Stored items:
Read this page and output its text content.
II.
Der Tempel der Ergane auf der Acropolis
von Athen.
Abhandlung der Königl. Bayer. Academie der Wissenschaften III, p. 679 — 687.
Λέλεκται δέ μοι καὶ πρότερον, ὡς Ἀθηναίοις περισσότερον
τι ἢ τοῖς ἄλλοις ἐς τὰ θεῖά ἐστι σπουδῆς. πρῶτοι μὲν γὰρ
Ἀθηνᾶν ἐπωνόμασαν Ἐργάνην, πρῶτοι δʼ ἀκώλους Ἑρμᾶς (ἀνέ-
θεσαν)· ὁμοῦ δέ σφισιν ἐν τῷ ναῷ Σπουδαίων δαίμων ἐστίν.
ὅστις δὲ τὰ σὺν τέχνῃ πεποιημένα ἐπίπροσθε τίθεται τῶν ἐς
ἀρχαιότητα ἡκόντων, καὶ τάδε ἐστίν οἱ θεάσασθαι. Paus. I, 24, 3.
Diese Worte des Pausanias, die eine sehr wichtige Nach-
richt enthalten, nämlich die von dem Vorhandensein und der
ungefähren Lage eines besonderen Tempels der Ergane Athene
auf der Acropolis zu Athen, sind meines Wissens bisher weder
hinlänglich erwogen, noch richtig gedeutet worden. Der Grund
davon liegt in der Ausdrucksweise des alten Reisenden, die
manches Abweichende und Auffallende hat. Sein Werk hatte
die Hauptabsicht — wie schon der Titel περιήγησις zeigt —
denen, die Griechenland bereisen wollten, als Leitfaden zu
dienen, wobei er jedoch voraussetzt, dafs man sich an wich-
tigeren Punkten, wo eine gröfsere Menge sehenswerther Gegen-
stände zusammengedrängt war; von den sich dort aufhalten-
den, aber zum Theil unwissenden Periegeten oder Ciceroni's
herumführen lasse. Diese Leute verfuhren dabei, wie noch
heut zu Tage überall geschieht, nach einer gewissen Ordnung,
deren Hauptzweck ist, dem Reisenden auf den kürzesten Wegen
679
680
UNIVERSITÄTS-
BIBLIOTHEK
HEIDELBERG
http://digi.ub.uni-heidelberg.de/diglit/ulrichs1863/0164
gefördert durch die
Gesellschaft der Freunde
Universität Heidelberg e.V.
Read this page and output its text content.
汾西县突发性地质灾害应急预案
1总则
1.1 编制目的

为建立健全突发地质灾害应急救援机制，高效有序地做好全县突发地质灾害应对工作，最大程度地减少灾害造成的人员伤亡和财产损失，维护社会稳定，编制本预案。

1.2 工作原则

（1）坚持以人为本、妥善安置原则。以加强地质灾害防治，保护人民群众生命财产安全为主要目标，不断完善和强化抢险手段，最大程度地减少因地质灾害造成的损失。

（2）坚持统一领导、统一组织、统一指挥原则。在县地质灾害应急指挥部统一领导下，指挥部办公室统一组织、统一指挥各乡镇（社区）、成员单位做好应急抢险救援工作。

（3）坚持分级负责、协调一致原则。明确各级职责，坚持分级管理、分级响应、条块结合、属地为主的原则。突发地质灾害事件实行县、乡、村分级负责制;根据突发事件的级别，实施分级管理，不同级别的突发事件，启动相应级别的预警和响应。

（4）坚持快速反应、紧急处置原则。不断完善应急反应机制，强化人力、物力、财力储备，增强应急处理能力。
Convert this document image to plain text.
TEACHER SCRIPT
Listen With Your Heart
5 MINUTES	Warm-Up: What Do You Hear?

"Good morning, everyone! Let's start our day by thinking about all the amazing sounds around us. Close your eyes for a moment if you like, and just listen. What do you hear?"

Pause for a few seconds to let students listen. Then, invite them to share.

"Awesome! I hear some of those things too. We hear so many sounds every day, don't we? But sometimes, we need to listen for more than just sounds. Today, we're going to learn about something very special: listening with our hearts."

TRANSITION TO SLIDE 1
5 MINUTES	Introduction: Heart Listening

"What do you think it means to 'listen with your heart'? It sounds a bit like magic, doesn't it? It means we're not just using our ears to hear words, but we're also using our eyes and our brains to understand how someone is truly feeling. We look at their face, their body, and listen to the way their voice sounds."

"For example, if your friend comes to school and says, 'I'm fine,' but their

> _Do this_:
Copy every line from the records above that contains the word "MINUTES".

> _In response_:
5 MINUTES	Warm-Up: What Do You Hear?
5 MINUTES	Introduction: Heart Listening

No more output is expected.